▶ WRITTEN REQUEST
Lift out each line of the data that holds "title".

▶ DATA FOR THE TASK
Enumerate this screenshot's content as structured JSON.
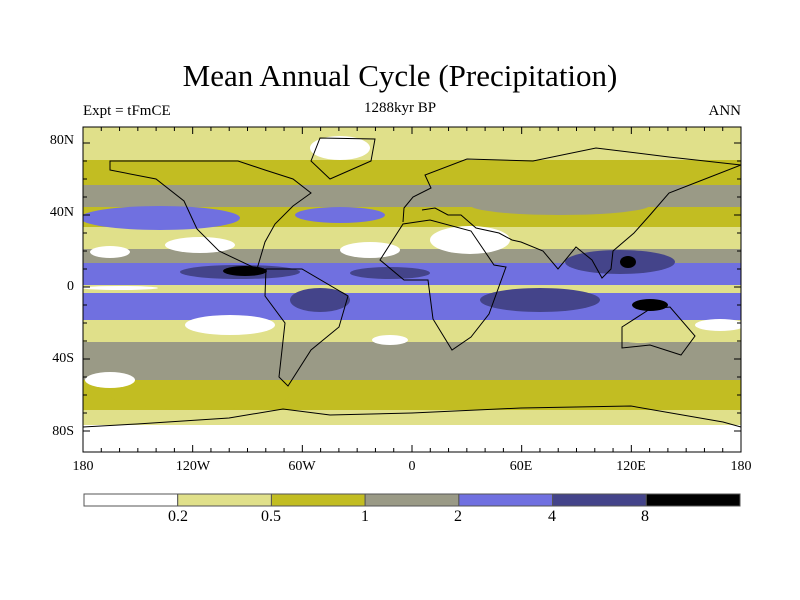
{
  "title": "Mean Annual Cycle (Precipitation)",
  "left_string": "Expt = tFmCE",
  "center_string": "1288kyr BP",
  "right_string": "ANN",
  "chart_data": {
    "type": "heatmap",
    "projection": "cylindrical-equidistant",
    "variable": "Precipitation",
    "title": "Mean Annual Cycle (Precipitation)",
    "lon_range": [
      -180,
      180
    ],
    "lat_range": [
      -90,
      90
    ],
    "y_ticks": [
      "80N",
      "40N",
      "0",
      "40S",
      "80S"
    ],
    "x_ticks": [
      "180",
      "120W",
      "60W",
      "0",
      "60E",
      "120E",
      "180"
    ],
    "colorbar": {
      "levels": [
        "0.2",
        "0.5",
        "1",
        "2",
        "4",
        "8"
      ],
      "colors": [
        "#ffffff",
        "#e0e08a",
        "#c2bd22",
        "#9a9a86",
        "#7070e0",
        "#44448a",
        "#000000"
      ],
      "placement": "bottom"
    }
  }
}
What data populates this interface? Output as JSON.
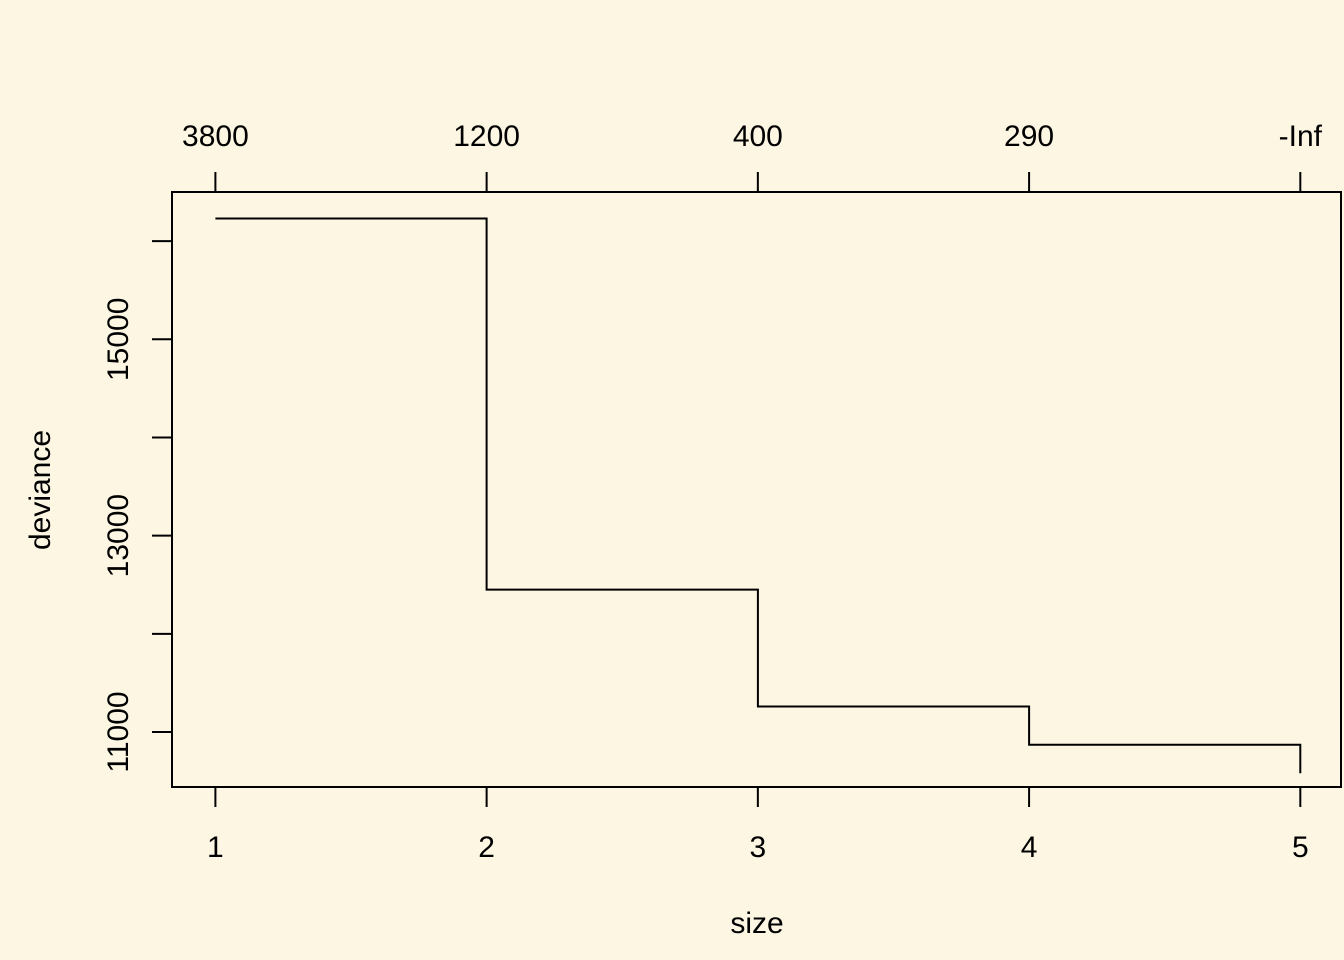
{
  "colors": {
    "background": "#FDF6E3",
    "line": "#000000"
  },
  "chart_data": {
    "type": "line",
    "step": "horizontal-then-vertical",
    "xlabel": "size",
    "ylabel": "deviance",
    "x": [
      1,
      2,
      3,
      4,
      5
    ],
    "y": [
      16230,
      12450,
      11260,
      10870,
      10580
    ],
    "xlim": [
      0.84,
      5.15
    ],
    "ylim": [
      10440,
      16500
    ],
    "x_ticks": [
      "1",
      "2",
      "3",
      "4",
      "5"
    ],
    "y_ticks": [
      11000,
      12000,
      13000,
      14000,
      15000,
      16000
    ],
    "y_tick_labels": [
      "11000",
      "",
      "13000",
      "",
      "15000",
      ""
    ],
    "top_axis": {
      "positions": [
        1,
        2,
        3,
        4,
        5
      ],
      "labels": [
        "3800",
        "1200",
        "400",
        "290",
        "-Inf"
      ]
    },
    "grid": false,
    "legend": "none"
  }
}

▶ COMPLETED EXERCISE
  "title": "Mean Annual Cycle (Precipitation)",
    "title": "Mean Annual Cycle (Precipitation)",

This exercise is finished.